- [Given instruction]:
Reproduce the data exactly.

Rows from a dataset:
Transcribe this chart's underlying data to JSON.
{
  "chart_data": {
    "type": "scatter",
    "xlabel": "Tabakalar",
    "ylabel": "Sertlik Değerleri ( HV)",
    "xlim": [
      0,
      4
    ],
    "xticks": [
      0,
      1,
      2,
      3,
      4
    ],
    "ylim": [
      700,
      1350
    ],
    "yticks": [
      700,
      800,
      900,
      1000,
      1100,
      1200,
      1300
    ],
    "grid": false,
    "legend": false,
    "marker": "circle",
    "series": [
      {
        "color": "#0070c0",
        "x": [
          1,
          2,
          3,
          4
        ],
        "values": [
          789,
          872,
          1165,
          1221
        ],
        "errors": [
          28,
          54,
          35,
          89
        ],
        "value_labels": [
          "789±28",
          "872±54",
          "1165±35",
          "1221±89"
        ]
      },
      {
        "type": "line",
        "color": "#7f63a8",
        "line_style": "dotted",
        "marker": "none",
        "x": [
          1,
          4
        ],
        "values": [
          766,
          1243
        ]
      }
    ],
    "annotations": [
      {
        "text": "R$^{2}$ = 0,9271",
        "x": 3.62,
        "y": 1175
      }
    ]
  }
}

- [Complete response]:
Transcribe this chart's underlying data to JSON.
{
  "chart_data": {
    "type": "scatter",
    "xlabel": "Tabakalar",
    "ylabel": "Sertlik Değerleri ( HV)",
    "xlim": [
      0,
      4
    ],
    "xticks": [
      0,
      1,
      2,
      3,
      4
    ],
    "ylim": [
      700,
      1350
    ],
    "yticks": [
      700,
      800,
      900,
      1000,
      1100,
      1200,
      1300
    ],
    "grid": false,
    "legend": false,
    "marker": "circle",
    "series": [
      {
        "color": "#0070c0",
        "x": [
          1,
          2,
          3,
          4
        ],
        "values": [
          789,
          872,
          1165,
          1221
        ],
        "errors": [
          28,
          54,
          35,
          89
        ],
        "value_labels": [
          "789±28",
          "872±54",
          "1165±35",
          "1221±89"
        ]
      },
      {
        "type": "line",
        "color": "#7f63a8",
        "line_style": "dotted",
        "marker": "none",
        "x": [
          1,
          4
        ],
        "values": [
          766,
          1243
        ]
      }
    ],
    "annotations": [
      {
        "text": "R$^{2}$ = 0,9271",
        "x": 3.62,
        "y": 1175
      }
    ]
  }
}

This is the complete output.